Filter the data for lines with the word "title", then copy every line so identified.
>> Begin
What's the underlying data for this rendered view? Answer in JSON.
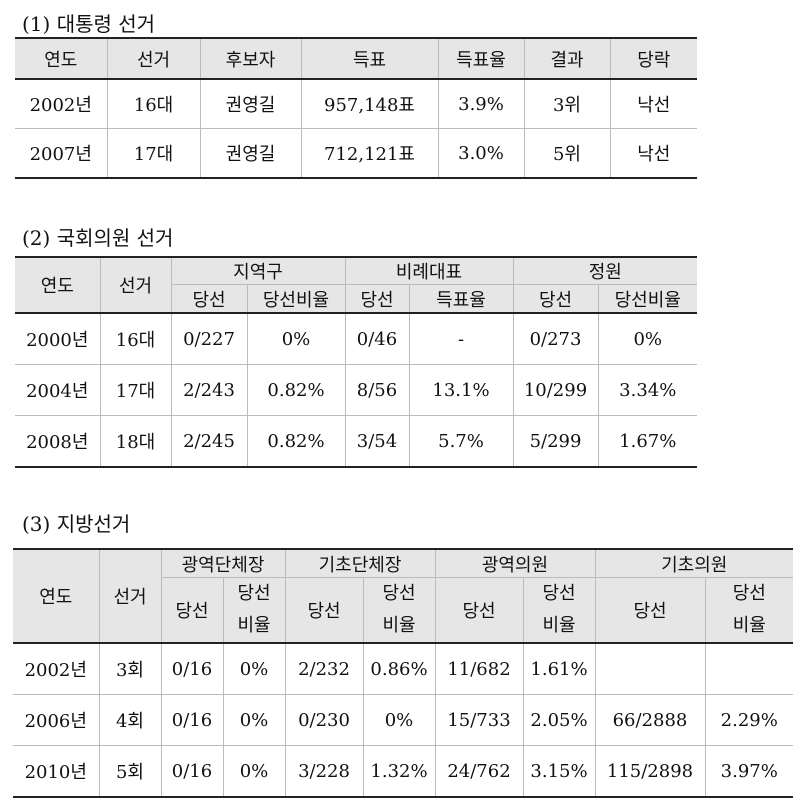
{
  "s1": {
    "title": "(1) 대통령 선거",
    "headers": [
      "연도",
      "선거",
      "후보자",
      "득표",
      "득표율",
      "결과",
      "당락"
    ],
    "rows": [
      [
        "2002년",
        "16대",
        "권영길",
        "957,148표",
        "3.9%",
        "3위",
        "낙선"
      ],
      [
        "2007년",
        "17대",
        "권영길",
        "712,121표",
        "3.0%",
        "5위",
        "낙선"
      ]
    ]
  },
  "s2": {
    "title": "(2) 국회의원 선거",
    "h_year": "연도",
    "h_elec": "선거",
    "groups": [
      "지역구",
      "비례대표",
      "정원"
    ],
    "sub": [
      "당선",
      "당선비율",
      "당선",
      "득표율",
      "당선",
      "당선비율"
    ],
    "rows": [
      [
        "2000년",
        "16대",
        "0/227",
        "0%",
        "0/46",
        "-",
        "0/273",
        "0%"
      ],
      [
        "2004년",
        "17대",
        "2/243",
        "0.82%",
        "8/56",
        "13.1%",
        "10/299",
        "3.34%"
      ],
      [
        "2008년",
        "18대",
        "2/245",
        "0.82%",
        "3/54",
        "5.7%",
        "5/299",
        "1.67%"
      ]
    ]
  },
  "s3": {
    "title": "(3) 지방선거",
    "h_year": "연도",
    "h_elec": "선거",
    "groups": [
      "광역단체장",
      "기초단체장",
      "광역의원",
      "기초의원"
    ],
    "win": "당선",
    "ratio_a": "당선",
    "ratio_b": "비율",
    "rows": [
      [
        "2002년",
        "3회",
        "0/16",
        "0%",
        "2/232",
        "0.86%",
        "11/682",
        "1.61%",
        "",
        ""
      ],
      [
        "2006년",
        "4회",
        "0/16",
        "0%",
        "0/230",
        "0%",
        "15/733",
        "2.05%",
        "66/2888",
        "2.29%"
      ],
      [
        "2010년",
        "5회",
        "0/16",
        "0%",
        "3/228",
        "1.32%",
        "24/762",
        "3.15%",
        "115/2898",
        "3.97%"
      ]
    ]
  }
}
>> End
* **Full answer**
    "title": "(1) 대통령 선거",
    "title": "(2) 국회의원 선거",
    "title": "(3) 지방선거",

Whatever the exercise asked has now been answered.